What you should do: Count the rows in the records that contain the string "installées", and give only the number.

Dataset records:
#####

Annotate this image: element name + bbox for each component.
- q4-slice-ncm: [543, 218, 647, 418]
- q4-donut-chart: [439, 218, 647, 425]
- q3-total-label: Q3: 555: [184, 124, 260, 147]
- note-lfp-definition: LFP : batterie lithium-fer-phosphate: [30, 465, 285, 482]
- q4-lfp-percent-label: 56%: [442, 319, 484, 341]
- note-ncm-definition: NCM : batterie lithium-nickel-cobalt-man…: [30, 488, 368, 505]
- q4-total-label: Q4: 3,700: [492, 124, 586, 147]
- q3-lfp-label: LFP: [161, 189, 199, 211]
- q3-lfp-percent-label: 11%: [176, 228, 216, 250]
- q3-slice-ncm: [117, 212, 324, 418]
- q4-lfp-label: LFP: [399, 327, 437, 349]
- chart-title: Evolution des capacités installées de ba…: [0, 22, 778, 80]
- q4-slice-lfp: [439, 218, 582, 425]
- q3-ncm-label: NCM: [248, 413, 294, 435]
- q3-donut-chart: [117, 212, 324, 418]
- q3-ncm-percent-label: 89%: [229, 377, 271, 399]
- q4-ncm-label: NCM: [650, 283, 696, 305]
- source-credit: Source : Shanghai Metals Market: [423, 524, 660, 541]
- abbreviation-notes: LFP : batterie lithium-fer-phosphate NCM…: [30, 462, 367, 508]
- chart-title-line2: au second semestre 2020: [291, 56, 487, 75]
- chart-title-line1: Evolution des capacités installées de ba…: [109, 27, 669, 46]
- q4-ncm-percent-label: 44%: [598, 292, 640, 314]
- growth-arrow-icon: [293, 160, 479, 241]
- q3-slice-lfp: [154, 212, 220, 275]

#####

Written response: 2